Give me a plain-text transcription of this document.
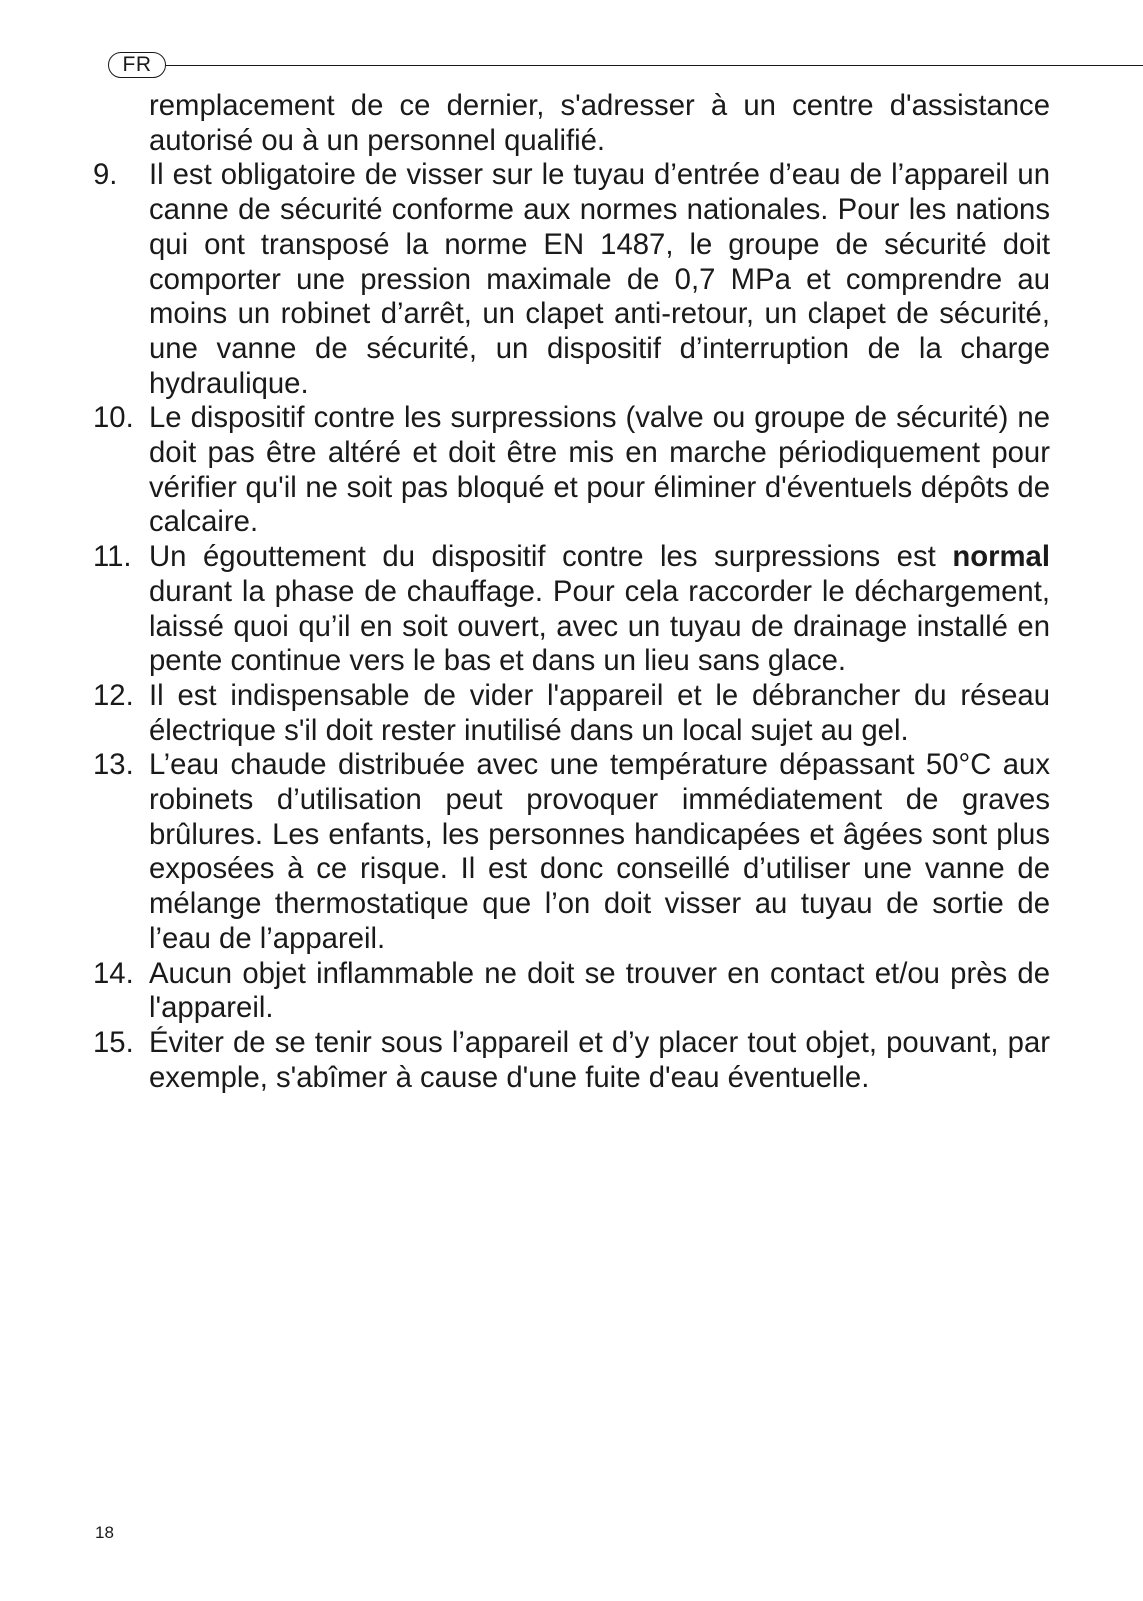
FR
remplacement de ce dernier, s'adresser à un centre d'assistance autorisé ou à un personnel qualifié.
9. Il est obligatoire de visser sur le tuyau d’entrée d’eau de l’appareil un canne de sécurité conforme aux normes nationales. Pour les nations qui ont transposé la norme EN 1487, le groupe de sécurité doit comporter une pression maximale de 0,7 MPa et comprendre au moins un robinet d’arrêt, un clapet anti-retour, un clapet de sécurité, une vanne de sécurité, un dispositif d’interruption de la charge hydraulique.
10. Le dispositif contre les surpressions (valve ou groupe de sécurité) ne doit pas être altéré et doit être mis en marche périodiquement pour vérifier qu'il ne soit pas bloqué et pour éliminer d'éventuels dépôts de calcaire.
11. Un égouttement du dispositif contre les surpressions est normal durant la phase de chauffage. Pour cela raccorder le déchargement, laissé quoi qu’il en soit ouvert, avec un tuyau de drainage installé en pente continue vers le bas et dans un lieu sans glace.
12. Il est indispensable de vider l'appareil et le débrancher du réseau électrique s'il doit rester inutilisé dans un local sujet au gel.
13. L’eau chaude distribuée avec une température dépassant 50°C aux robinets d’utilisation peut provoquer immédiatement de graves brûlures. Les enfants, les personnes handicapées et âgées sont plus exposées à ce risque. Il est donc conseillé d’utiliser une vanne de mélange thermostatique que l’on doit visser au tuyau de sortie de l’eau de l’appareil.
14. Aucun objet inflammable ne doit se trouver en contact et/ou près de l'appareil.
15. Éviter de se tenir sous l’appareil et d’y placer tout objet, pouvant, par exemple, s'abîmer à cause d'une fuite d'eau éventuelle.
18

==============================

Task to complete:
In the listing above, locate each line with "dans" and copy it.

Result:
11. Un égouttement du dispositif contre les surpressions est normal durant la phase de chauffage. Pour cela raccorder le déchargement, laissé quoi qu’il en soit ouvert, avec un tuyau de drainage installé en pente continue vers le bas et dans un lieu sans glace.
12. Il est indispensable de vider l'appareil et le débrancher du réseau électrique s'il doit rester inutilisé dans un local sujet au gel.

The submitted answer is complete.